Request: Word for word, restate every line of the material.

________________________________________

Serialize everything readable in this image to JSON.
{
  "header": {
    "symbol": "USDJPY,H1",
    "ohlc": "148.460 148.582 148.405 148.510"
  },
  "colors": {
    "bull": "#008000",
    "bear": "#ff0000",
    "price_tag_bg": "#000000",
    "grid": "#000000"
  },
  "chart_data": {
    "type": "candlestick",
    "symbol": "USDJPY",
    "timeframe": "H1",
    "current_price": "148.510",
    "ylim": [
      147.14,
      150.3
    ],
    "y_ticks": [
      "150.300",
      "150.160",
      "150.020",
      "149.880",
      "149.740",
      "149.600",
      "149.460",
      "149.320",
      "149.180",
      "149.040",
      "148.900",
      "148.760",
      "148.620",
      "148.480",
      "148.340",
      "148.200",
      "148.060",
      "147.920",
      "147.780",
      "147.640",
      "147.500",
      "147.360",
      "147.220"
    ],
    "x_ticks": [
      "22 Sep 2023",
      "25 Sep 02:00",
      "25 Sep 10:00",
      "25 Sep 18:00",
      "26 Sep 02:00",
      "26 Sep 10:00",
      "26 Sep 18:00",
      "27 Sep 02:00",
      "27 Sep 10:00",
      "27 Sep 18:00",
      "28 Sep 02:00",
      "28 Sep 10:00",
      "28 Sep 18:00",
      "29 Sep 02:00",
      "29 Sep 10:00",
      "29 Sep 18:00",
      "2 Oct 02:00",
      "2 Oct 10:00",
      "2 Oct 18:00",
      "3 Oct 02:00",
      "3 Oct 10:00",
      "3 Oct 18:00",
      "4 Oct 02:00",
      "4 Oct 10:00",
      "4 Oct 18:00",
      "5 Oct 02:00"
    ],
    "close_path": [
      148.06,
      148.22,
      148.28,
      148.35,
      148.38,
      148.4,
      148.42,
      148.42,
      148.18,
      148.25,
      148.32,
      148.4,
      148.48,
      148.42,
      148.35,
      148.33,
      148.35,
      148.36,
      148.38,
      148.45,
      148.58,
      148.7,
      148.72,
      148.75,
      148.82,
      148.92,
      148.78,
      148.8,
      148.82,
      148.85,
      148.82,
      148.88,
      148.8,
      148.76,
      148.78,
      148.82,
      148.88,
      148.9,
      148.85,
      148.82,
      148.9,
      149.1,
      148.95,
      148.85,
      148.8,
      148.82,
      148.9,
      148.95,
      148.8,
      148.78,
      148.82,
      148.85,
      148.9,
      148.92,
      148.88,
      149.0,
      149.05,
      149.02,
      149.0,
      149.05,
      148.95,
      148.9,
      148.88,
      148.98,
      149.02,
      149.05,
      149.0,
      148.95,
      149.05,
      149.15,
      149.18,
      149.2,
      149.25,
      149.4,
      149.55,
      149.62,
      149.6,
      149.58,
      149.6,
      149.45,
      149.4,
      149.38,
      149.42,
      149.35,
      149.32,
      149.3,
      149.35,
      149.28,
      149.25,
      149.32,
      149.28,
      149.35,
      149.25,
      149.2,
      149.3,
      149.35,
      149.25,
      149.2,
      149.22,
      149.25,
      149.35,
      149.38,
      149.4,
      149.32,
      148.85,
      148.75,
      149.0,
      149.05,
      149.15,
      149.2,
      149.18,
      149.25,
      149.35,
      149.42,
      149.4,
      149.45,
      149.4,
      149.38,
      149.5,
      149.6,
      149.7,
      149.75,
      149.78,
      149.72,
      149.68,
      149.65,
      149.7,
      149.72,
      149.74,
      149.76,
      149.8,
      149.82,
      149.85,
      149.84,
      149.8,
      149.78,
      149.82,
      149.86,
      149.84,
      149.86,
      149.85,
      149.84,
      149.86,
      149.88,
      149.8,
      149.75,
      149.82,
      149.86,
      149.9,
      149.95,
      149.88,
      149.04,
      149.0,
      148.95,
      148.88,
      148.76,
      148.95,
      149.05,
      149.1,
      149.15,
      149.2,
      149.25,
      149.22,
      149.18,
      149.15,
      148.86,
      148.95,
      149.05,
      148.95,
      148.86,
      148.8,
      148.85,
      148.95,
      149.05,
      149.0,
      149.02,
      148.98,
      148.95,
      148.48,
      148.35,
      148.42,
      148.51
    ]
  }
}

________________________________________

Exercise result:
Serialize everything readable in this image to JSON.
{
  "header": {
    "symbol": "USDJPY,H1",
    "ohlc": "148.460 148.582 148.405 148.510"
  },
  "colors": {
    "bull": "#008000",
    "bear": "#ff0000",
    "price_tag_bg": "#000000",
    "grid": "#000000"
  },
  "chart_data": {
    "type": "candlestick",
    "symbol": "USDJPY",
    "timeframe": "H1",
    "current_price": "148.510",
    "ylim": [
      147.14,
      150.3
    ],
    "y_ticks": [
      "150.300",
      "150.160",
      "150.020",
      "149.880",
      "149.740",
      "149.600",
      "149.460",
      "149.320",
      "149.180",
      "149.040",
      "148.900",
      "148.760",
      "148.620",
      "148.480",
      "148.340",
      "148.200",
      "148.060",
      "147.920",
      "147.780",
      "147.640",
      "147.500",
      "147.360",
      "147.220"
    ],
    "x_ticks": [
      "22 Sep 2023",
      "25 Sep 02:00",
      "25 Sep 10:00",
      "25 Sep 18:00",
      "26 Sep 02:00",
      "26 Sep 10:00",
      "26 Sep 18:00",
      "27 Sep 02:00",
      "27 Sep 10:00",
      "27 Sep 18:00",
      "28 Sep 02:00",
      "28 Sep 10:00",
      "28 Sep 18:00",
      "29 Sep 02:00",
      "29 Sep 10:00",
      "29 Sep 18:00",
      "2 Oct 02:00",
      "2 Oct 10:00",
      "2 Oct 18:00",
      "3 Oct 02:00",
      "3 Oct 10:00",
      "3 Oct 18:00",
      "4 Oct 02:00",
      "4 Oct 10:00",
      "4 Oct 18:00",
      "5 Oct 02:00"
    ],
    "close_path": [
      148.06,
      148.22,
      148.28,
      148.35,
      148.38,
      148.4,
      148.42,
      148.42,
      148.18,
      148.25,
      148.32,
      148.4,
      148.48,
      148.42,
      148.35,
      148.33,
      148.35,
      148.36,
      148.38,
      148.45,
      148.58,
      148.7,
      148.72,
      148.75,
      148.82,
      148.92,
      148.78,
      148.8,
      148.82,
      148.85,
      148.82,
      148.88,
      148.8,
      148.76,
      148.78,
      148.82,
      148.88,
      148.9,
      148.85,
      148.82,
      148.9,
      149.1,
      148.95,
      148.85,
      148.8,
      148.82,
      148.9,
      148.95,
      148.8,
      148.78,
      148.82,
      148.85,
      148.9,
      148.92,
      148.88,
      149.0,
      149.05,
      149.02,
      149.0,
      149.05,
      148.95,
      148.9,
      148.88,
      148.98,
      149.02,
      149.05,
      149.0,
      148.95,
      149.05,
      149.15,
      149.18,
      149.2,
      149.25,
      149.4,
      149.55,
      149.62,
      149.6,
      149.58,
      149.6,
      149.45,
      149.4,
      149.38,
      149.42,
      149.35,
      149.32,
      149.3,
      149.35,
      149.28,
      149.25,
      149.32,
      149.28,
      149.35,
      149.25,
      149.2,
      149.3,
      149.35,
      149.25,
      149.2,
      149.22,
      149.25,
      149.35,
      149.38,
      149.4,
      149.32,
      148.85,
      148.75,
      149.0,
      149.05,
      149.15,
      149.2,
      149.18,
      149.25,
      149.35,
      149.42,
      149.4,
      149.45,
      149.4,
      149.38,
      149.5,
      149.6,
      149.7,
      149.75,
      149.78,
      149.72,
      149.68,
      149.65,
      149.7,
      149.72,
      149.74,
      149.76,
      149.8,
      149.82,
      149.85,
      149.84,
      149.8,
      149.78,
      149.82,
      149.86,
      149.84,
      149.86,
      149.85,
      149.84,
      149.86,
      149.88,
      149.8,
      149.75,
      149.82,
      149.86,
      149.9,
      149.95,
      149.88,
      149.04,
      149.0,
      148.95,
      148.88,
      148.76,
      148.95,
      149.05,
      149.1,
      149.15,
      149.2,
      149.25,
      149.22,
      149.18,
      149.15,
      148.86,
      148.95,
      149.05,
      148.95,
      148.86,
      148.8,
      148.85,
      148.95,
      149.05,
      149.0,
      149.02,
      148.98,
      148.95,
      148.48,
      148.35,
      148.42,
      148.51
    ]
  }
}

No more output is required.